> **EXERCISE INSTRUCTIONS**: Reproduce every line of the listing below without changing a character, and leave out the pictures.

> **MATERIAL FOR THIS TASK**:
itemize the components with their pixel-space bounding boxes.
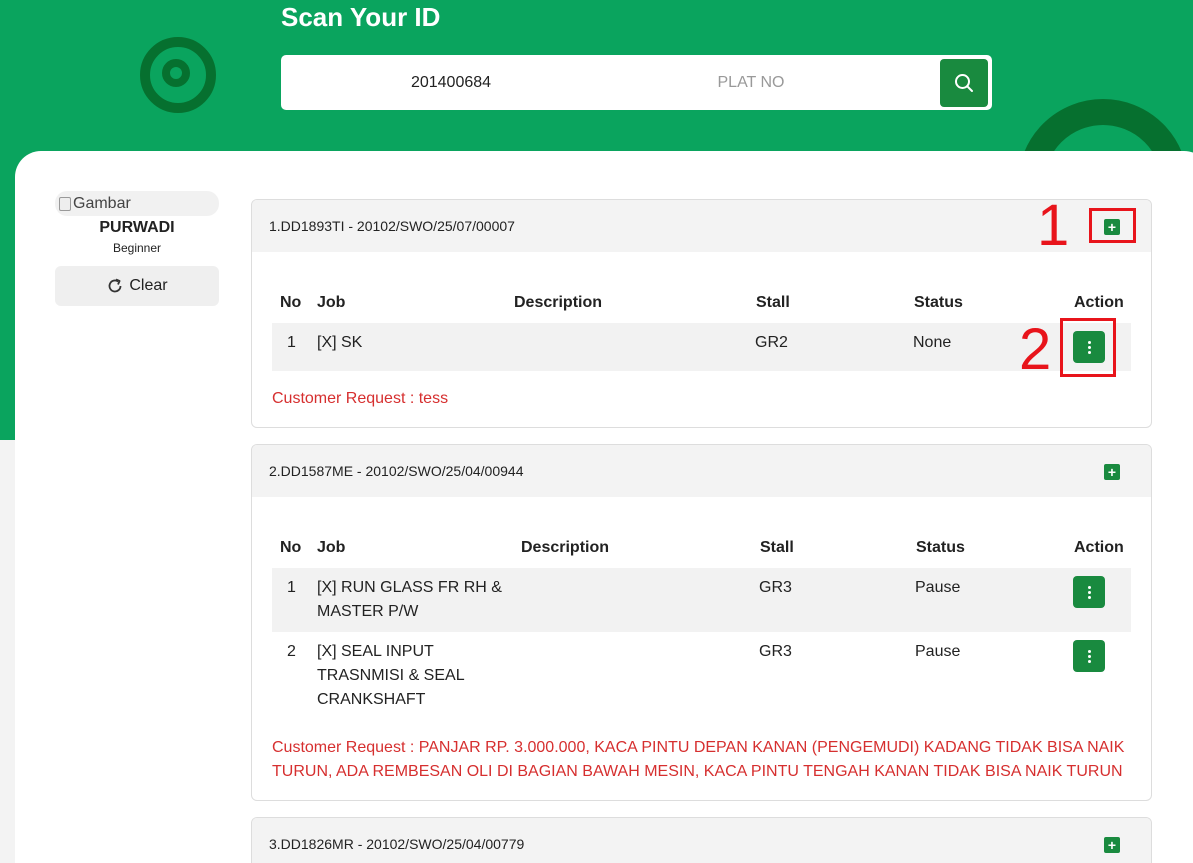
work-order-title: 3.DD1826MR - 20102/SWO/25/04/00779 [269, 836, 525, 852]
plat-no-input[interactable] [601, 65, 901, 100]
row-stall: GR3 [759, 579, 792, 596]
dot-icon [1087, 595, 1091, 599]
row-job: [X] SEAL INPUT TRASNMISI & SEAL CRANKSHA… [317, 640, 517, 712]
dot-icon [1087, 585, 1091, 589]
row-stall: GR3 [759, 643, 792, 660]
refresh-icon [108, 278, 122, 293]
avatar-alt-text: Gambar [73, 195, 131, 212]
plus-icon: + [1107, 464, 1117, 480]
table-row [272, 323, 1131, 371]
dot-icon [1087, 659, 1091, 663]
row-status: Pause [915, 579, 961, 596]
customer-request: Customer Request : tess [272, 390, 449, 407]
dot-icon [1087, 590, 1091, 594]
customer-request-line: Customer Request : PANJAR RP. 3.000.000,… [272, 739, 1125, 756]
column-header-no: No [280, 294, 302, 311]
work-order-header: 1.DD1893TI - 20102/SWO/25/07/00007 + [252, 200, 1151, 252]
search-button[interactable] [940, 59, 988, 107]
row-job-line: CRANKSHAFT [317, 691, 426, 708]
column-header-action: Action [1074, 539, 1124, 556]
dot-icon [1087, 649, 1091, 653]
work-order-card: 3.DD1826MR - 20102/SWO/25/04/00779 + [251, 817, 1152, 863]
page-title: Scan Your ID [281, 2, 441, 32]
work-order-title: 1.DD1893TI - 20102/SWO/25/07/00007 [269, 218, 515, 234]
row-no: 1 [287, 579, 296, 596]
column-header-action: Action [1074, 294, 1124, 311]
column-header-job: Job [317, 539, 346, 556]
customer-request-line: TURUN, ADA REMBESAN OLI DI BAGIAN BAWAH … [272, 763, 1123, 780]
search-icon [955, 74, 973, 92]
work-order-header: 3.DD1826MR - 20102/SWO/25/04/00779 + [252, 818, 1151, 863]
user-level: Beginner [112, 241, 162, 255]
row-no: 1 [287, 334, 296, 351]
work-order-card: 1.DD1893TI - 20102/SWO/25/07/00007 + No … [251, 199, 1152, 428]
search-bar [281, 55, 992, 110]
column-header-status: Status [914, 294, 963, 311]
add-job-button[interactable]: + [1104, 464, 1120, 480]
clear-button[interactable]: Clear [55, 266, 219, 306]
id-input[interactable] [301, 65, 601, 100]
column-header-description: Description [521, 539, 610, 556]
plus-icon: + [1107, 837, 1117, 853]
clear-label: Clear [129, 277, 168, 294]
column-header-job: Job [317, 294, 346, 311]
annotation-number-2: 2 [1019, 317, 1052, 382]
broken-image-icon [59, 196, 71, 211]
column-header-status: Status [916, 539, 965, 556]
row-job-line: MASTER P/W [317, 603, 419, 620]
row-status: Pause [915, 643, 961, 660]
row-action-menu-button[interactable] [1073, 576, 1105, 608]
dot-icon [1087, 654, 1091, 658]
target-logo-icon [140, 37, 216, 113]
row-action-menu-button[interactable] [1073, 640, 1105, 672]
row-job: [X] SK [317, 334, 363, 351]
annotation-number-1: 1 [1037, 193, 1070, 258]
add-job-button[interactable]: + [1104, 837, 1120, 853]
work-order-title: 2.DD1587ME - 20102/SWO/25/04/00944 [269, 463, 524, 479]
row-job-line: [X] RUN GLASS FR RH & [317, 579, 502, 596]
work-order-header: 2.DD1587ME - 20102/SWO/25/04/00944 + [252, 445, 1151, 497]
row-no: 2 [287, 643, 296, 660]
annotation-box-2 [1060, 318, 1116, 377]
column-header-stall: Stall [760, 539, 794, 556]
column-header-stall: Stall [756, 294, 790, 311]
row-job: [X] RUN GLASS FR RH & MASTER P/W [317, 576, 517, 624]
avatar: Gambar [55, 191, 219, 216]
row-stall: GR2 [755, 334, 788, 351]
row-job-line: TRASNMISI & SEAL [317, 667, 465, 684]
user-name: PURWADI [99, 219, 175, 236]
annotation-box-1 [1089, 208, 1136, 243]
work-order-card: 2.DD1587ME - 20102/SWO/25/04/00944 + No … [251, 444, 1152, 801]
row-status: None [913, 334, 952, 351]
column-header-no: No [280, 539, 302, 556]
customer-request: Customer Request : PANJAR RP. 3.000.000,… [272, 736, 1142, 784]
row-job-line: [X] SEAL INPUT [317, 643, 434, 660]
column-header-description: Description [514, 294, 603, 311]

> **TASK SOLUTION**:
itemize the components with their pixel-space bounding boxes.
work-order-title: 3.DD1826MR - 20102/SWO/25/04/00779 [269, 836, 525, 852]
plat-no-input[interactable] [601, 65, 901, 100]
row-stall: GR3 [759, 579, 792, 596]
dot-icon [1087, 595, 1091, 599]
row-job: [X] SEAL INPUT TRASNMISI & SEAL CRANKSHA… [317, 640, 517, 712]
dot-icon [1087, 585, 1091, 589]
row-stall: GR3 [759, 643, 792, 660]
refresh-icon [108, 278, 122, 293]
avatar-alt-text: Gambar [73, 195, 131, 212]
plus-icon: + [1107, 464, 1117, 480]
table-row [272, 323, 1131, 371]
dot-icon [1087, 659, 1091, 663]
row-status: Pause [915, 579, 961, 596]
customer-request: Customer Request : tess [272, 390, 449, 407]
dot-icon [1087, 590, 1091, 594]
customer-request-line: Customer Request : PANJAR RP. 3.000.000,… [272, 739, 1125, 756]
column-header-no: No [280, 294, 302, 311]
work-order-header: 1.DD1893TI - 20102/SWO/25/07/00007 + [252, 200, 1151, 252]
search-button[interactable] [940, 59, 988, 107]
row-job-line: CRANKSHAFT [317, 691, 426, 708]
column-header-action: Action [1074, 539, 1124, 556]
dot-icon [1087, 649, 1091, 653]
work-order-card: 3.DD1826MR - 20102/SWO/25/04/00779 + [251, 817, 1152, 863]
page-title: Scan Your ID [281, 2, 441, 32]
work-order-title: 1.DD1893TI - 20102/SWO/25/07/00007 [269, 218, 515, 234]
row-no: 1 [287, 579, 296, 596]
column-header-action: Action [1074, 294, 1124, 311]
column-header-job: Job [317, 539, 346, 556]
customer-request-line: TURUN, ADA REMBESAN OLI DI BAGIAN BAWAH … [272, 763, 1123, 780]
search-icon [955, 74, 973, 92]
work-order-header: 3.DD1826MR - 20102/SWO/25/04/00779 + [252, 818, 1151, 863]
user-level: Beginner [112, 241, 162, 255]
row-no: 1 [287, 334, 296, 351]
work-order-card: 1.DD1893TI - 20102/SWO/25/07/00007 + No … [251, 199, 1152, 428]
search-bar [281, 55, 992, 110]
column-header-status: Status [914, 294, 963, 311]
add-job-button[interactable]: + [1104, 464, 1120, 480]
clear-button[interactable]: Clear [55, 266, 219, 306]
id-input[interactable] [301, 65, 601, 100]
column-header-description: Description [521, 539, 610, 556]
plus-icon: + [1107, 837, 1117, 853]
clear-label: Clear [129, 277, 168, 294]
column-header-job: Job [317, 294, 346, 311]
annotation-number-2: 2 [1019, 317, 1052, 382]
broken-image-icon [59, 196, 71, 211]
column-header-status: Status [916, 539, 965, 556]
row-job-line: MASTER P/W [317, 603, 419, 620]
row-status: Pause [915, 643, 961, 660]
row-action-menu-button[interactable] [1073, 576, 1105, 608]
dot-icon [1087, 654, 1091, 658]
target-logo-icon [140, 37, 216, 113]
row-action-menu-button[interactable] [1073, 640, 1105, 672]
row-job: [X] SK [317, 334, 363, 351]
annotation-number-1: 1 [1037, 193, 1070, 258]
add-job-button[interactable]: + [1104, 837, 1120, 853]
work-order-title: 2.DD1587ME - 20102/SWO/25/04/00944 [269, 463, 524, 479]
row-job-line: [X] RUN GLASS FR RH & [317, 579, 502, 596]
work-order-header: 2.DD1587ME - 20102/SWO/25/04/00944 + [252, 445, 1151, 497]
row-no: 2 [287, 643, 296, 660]
annotation-box-2 [1060, 318, 1116, 377]
column-header-stall: Stall [760, 539, 794, 556]
column-header-stall: Stall [756, 294, 790, 311]
row-job: [X] RUN GLASS FR RH & MASTER P/W [317, 576, 517, 624]
avatar: Gambar [55, 191, 219, 216]
row-stall: GR2 [755, 334, 788, 351]
row-job-line: TRASNMISI & SEAL [317, 667, 465, 684]
user-name: PURWADI [99, 219, 175, 236]
annotation-box-1 [1089, 208, 1136, 243]
work-order-card: 2.DD1587ME - 20102/SWO/25/04/00944 + No … [251, 444, 1152, 801]
row-status: None [913, 334, 952, 351]
column-header-no: No [280, 539, 302, 556]
customer-request: Customer Request : PANJAR RP. 3.000.000,… [272, 736, 1142, 784]
row-job-line: [X] SEAL INPUT [317, 643, 434, 660]
column-header-description: Description [514, 294, 603, 311]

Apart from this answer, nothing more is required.